Pull every line out of the data below and reproduce each one unchanged, in the same order.
*** Extracted data ***
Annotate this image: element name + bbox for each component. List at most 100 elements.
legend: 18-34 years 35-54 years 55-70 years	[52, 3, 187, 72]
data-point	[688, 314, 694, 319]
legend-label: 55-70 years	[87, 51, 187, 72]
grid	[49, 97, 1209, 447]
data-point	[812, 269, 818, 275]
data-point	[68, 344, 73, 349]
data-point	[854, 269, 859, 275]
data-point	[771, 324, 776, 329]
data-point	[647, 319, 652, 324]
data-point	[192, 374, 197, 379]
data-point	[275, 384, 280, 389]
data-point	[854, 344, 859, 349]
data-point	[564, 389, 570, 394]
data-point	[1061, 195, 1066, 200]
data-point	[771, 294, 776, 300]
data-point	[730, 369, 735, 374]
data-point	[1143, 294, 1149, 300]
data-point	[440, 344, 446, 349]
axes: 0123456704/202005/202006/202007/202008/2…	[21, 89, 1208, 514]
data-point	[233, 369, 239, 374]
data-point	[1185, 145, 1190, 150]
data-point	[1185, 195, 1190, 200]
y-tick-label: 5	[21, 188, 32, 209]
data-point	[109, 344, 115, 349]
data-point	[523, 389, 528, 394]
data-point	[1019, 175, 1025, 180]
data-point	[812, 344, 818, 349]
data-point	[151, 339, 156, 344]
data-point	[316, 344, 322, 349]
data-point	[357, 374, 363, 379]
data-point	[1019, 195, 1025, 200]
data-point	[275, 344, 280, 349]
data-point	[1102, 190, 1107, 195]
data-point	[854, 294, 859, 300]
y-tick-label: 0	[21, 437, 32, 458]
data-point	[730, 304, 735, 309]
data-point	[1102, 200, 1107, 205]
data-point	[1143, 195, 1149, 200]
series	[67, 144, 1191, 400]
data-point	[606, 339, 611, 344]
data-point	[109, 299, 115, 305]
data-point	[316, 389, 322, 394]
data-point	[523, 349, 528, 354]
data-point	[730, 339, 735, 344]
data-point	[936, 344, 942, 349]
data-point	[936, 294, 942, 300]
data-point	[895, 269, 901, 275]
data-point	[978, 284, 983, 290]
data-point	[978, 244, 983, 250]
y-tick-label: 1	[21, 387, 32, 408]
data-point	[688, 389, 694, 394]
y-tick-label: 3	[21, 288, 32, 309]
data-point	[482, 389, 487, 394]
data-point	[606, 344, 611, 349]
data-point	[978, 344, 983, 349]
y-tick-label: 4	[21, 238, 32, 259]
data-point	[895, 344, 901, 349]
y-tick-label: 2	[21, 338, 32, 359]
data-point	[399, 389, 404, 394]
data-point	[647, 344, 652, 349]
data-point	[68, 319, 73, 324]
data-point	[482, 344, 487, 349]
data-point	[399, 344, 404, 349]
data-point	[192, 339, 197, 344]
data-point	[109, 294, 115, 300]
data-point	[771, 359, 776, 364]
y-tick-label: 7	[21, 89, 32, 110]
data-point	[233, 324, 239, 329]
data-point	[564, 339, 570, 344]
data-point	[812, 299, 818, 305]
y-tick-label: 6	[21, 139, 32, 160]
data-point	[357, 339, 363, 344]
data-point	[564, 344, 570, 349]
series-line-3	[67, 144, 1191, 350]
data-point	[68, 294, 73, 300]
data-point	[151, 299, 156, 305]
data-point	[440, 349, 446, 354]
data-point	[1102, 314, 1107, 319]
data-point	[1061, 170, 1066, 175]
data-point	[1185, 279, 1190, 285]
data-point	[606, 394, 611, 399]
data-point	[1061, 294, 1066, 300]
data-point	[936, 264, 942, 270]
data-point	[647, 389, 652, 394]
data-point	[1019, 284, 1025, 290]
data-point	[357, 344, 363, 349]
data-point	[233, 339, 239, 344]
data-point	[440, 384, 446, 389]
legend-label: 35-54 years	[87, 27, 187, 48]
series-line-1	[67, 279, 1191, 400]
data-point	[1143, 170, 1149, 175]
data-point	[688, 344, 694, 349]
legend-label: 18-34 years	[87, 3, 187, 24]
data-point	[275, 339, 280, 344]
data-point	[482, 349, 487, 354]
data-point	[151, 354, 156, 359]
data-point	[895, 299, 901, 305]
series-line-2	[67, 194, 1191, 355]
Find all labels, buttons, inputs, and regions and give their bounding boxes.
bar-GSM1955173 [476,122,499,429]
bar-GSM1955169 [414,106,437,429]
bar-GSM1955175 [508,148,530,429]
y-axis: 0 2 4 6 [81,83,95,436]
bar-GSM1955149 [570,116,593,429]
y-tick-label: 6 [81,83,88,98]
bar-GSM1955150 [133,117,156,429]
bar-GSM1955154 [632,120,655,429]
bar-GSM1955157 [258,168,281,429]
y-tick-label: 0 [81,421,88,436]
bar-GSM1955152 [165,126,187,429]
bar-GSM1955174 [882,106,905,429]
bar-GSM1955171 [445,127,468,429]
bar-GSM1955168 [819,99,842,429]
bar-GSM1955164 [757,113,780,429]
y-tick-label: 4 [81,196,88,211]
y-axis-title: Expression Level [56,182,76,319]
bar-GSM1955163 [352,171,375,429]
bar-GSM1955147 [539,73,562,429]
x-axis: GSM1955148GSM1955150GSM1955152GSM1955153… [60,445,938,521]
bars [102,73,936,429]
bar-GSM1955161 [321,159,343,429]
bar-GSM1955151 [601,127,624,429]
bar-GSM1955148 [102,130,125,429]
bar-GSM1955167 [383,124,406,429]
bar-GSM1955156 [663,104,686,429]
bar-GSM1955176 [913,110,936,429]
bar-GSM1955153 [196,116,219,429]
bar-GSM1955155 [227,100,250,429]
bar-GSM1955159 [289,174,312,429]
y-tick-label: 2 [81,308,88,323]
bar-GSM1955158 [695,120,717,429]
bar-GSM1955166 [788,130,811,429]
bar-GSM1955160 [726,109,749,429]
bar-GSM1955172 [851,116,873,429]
***
» **Answer to this task**
Annotate this image: element name + bbox for each component. List at most 100 elements.
legend: 18-34 years 35-54 years 55-70 years	[52, 3, 187, 72]
data-point	[688, 314, 694, 319]
legend-label: 55-70 years	[87, 51, 187, 72]
grid	[49, 97, 1209, 447]
data-point	[812, 269, 818, 275]
data-point	[68, 344, 73, 349]
data-point	[854, 269, 859, 275]
data-point	[771, 324, 776, 329]
data-point	[647, 319, 652, 324]
data-point	[192, 374, 197, 379]
data-point	[275, 384, 280, 389]
data-point	[854, 344, 859, 349]
data-point	[564, 389, 570, 394]
data-point	[1061, 195, 1066, 200]
data-point	[771, 294, 776, 300]
data-point	[730, 369, 735, 374]
data-point	[1143, 294, 1149, 300]
data-point	[440, 344, 446, 349]
axes: 0123456704/202005/202006/202007/202008/2…	[21, 89, 1208, 514]
data-point	[233, 369, 239, 374]
data-point	[1185, 145, 1190, 150]
data-point	[1185, 195, 1190, 200]
y-tick-label: 5	[21, 188, 32, 209]
data-point	[109, 344, 115, 349]
data-point	[523, 389, 528, 394]
data-point	[1019, 175, 1025, 180]
data-point	[812, 344, 818, 349]
data-point	[151, 339, 156, 344]
data-point	[316, 344, 322, 349]
data-point	[357, 374, 363, 379]
data-point	[1019, 195, 1025, 200]
data-point	[275, 344, 280, 349]
data-point	[1102, 190, 1107, 195]
data-point	[854, 294, 859, 300]
y-tick-label: 0	[21, 437, 32, 458]
data-point	[730, 304, 735, 309]
data-point	[1102, 200, 1107, 205]
data-point	[1143, 195, 1149, 200]
series	[67, 144, 1191, 400]
data-point	[606, 339, 611, 344]
data-point	[109, 299, 115, 305]
data-point	[316, 389, 322, 394]
data-point	[523, 349, 528, 354]
data-point	[730, 339, 735, 344]
data-point	[936, 344, 942, 349]
data-point	[936, 294, 942, 300]
data-point	[895, 269, 901, 275]
data-point	[978, 284, 983, 290]
data-point	[978, 244, 983, 250]
y-tick-label: 1	[21, 387, 32, 408]
data-point	[688, 389, 694, 394]
y-tick-label: 3	[21, 288, 32, 309]
data-point	[482, 389, 487, 394]
data-point	[606, 344, 611, 349]
data-point	[978, 344, 983, 349]
y-tick-label: 4	[21, 238, 32, 259]
data-point	[895, 344, 901, 349]
y-tick-label: 2	[21, 338, 32, 359]
data-point	[399, 389, 404, 394]
data-point	[647, 344, 652, 349]
data-point	[68, 319, 73, 324]
data-point	[482, 344, 487, 349]
data-point	[399, 344, 404, 349]
data-point	[192, 339, 197, 344]
data-point	[109, 294, 115, 300]
data-point	[771, 359, 776, 364]
y-tick-label: 7	[21, 89, 32, 110]
data-point	[233, 324, 239, 329]
data-point	[564, 339, 570, 344]
data-point	[812, 299, 818, 305]
y-tick-label: 6	[21, 139, 32, 160]
data-point	[357, 339, 363, 344]
data-point	[564, 344, 570, 349]
series-line-3	[67, 144, 1191, 350]
data-point	[68, 294, 73, 300]
data-point	[151, 299, 156, 305]
data-point	[440, 349, 446, 354]
data-point	[1102, 314, 1107, 319]
data-point	[1061, 170, 1066, 175]
data-point	[1185, 279, 1190, 285]
data-point	[606, 394, 611, 399]
data-point	[1061, 294, 1066, 300]
data-point	[936, 264, 942, 270]
data-point	[647, 389, 652, 394]
data-point	[1019, 284, 1025, 290]
data-point	[357, 344, 363, 349]
data-point	[233, 339, 239, 344]
data-point	[440, 384, 446, 389]
legend-label: 35-54 years	[87, 27, 187, 48]
series-line-1	[67, 279, 1191, 400]
data-point	[1143, 170, 1149, 175]
data-point	[688, 344, 694, 349]
legend-label: 18-34 years	[87, 3, 187, 24]
data-point	[275, 339, 280, 344]
data-point	[482, 349, 487, 354]
data-point	[151, 354, 156, 359]
data-point	[895, 299, 901, 305]
series-line-2	[67, 194, 1191, 355]
Find all labels, buttons, inputs, and regions and give their bounding boxes.
bar-GSM1955173 [476,122,499,429]
bar-GSM1955169 [414,106,437,429]
bar-GSM1955175 [508,148,530,429]
y-axis: 0 2 4 6 [81,83,95,436]
bar-GSM1955149 [570,116,593,429]
y-tick-label: 6 [81,83,88,98]
bar-GSM1955150 [133,117,156,429]
bar-GSM1955154 [632,120,655,429]
bar-GSM1955157 [258,168,281,429]
y-tick-label: 0 [81,421,88,436]
bar-GSM1955152 [165,126,187,429]
bar-GSM1955174 [882,106,905,429]
bar-GSM1955171 [445,127,468,429]
bar-GSM1955168 [819,99,842,429]
bar-GSM1955164 [757,113,780,429]
y-tick-label: 4 [81,196,88,211]
y-axis-title: Expression Level [56,182,76,319]
bar-GSM1955163 [352,171,375,429]
bar-GSM1955147 [539,73,562,429]
x-axis: GSM1955148GSM1955150GSM1955152GSM1955153… [60,445,938,521]
bars [102,73,936,429]
bar-GSM1955161 [321,159,343,429]
bar-GSM1955151 [601,127,624,429]
bar-GSM1955148 [102,130,125,429]
bar-GSM1955167 [383,124,406,429]
bar-GSM1955156 [663,104,686,429]
bar-GSM1955176 [913,110,936,429]
bar-GSM1955153 [196,116,219,429]
bar-GSM1955155 [227,100,250,429]
bar-GSM1955159 [289,174,312,429]
y-tick-label: 2 [81,308,88,323]
bar-GSM1955158 [695,120,717,429]
bar-GSM1955166 [788,130,811,429]
bar-GSM1955160 [726,109,749,429]
bar-GSM1955172 [851,116,873,429]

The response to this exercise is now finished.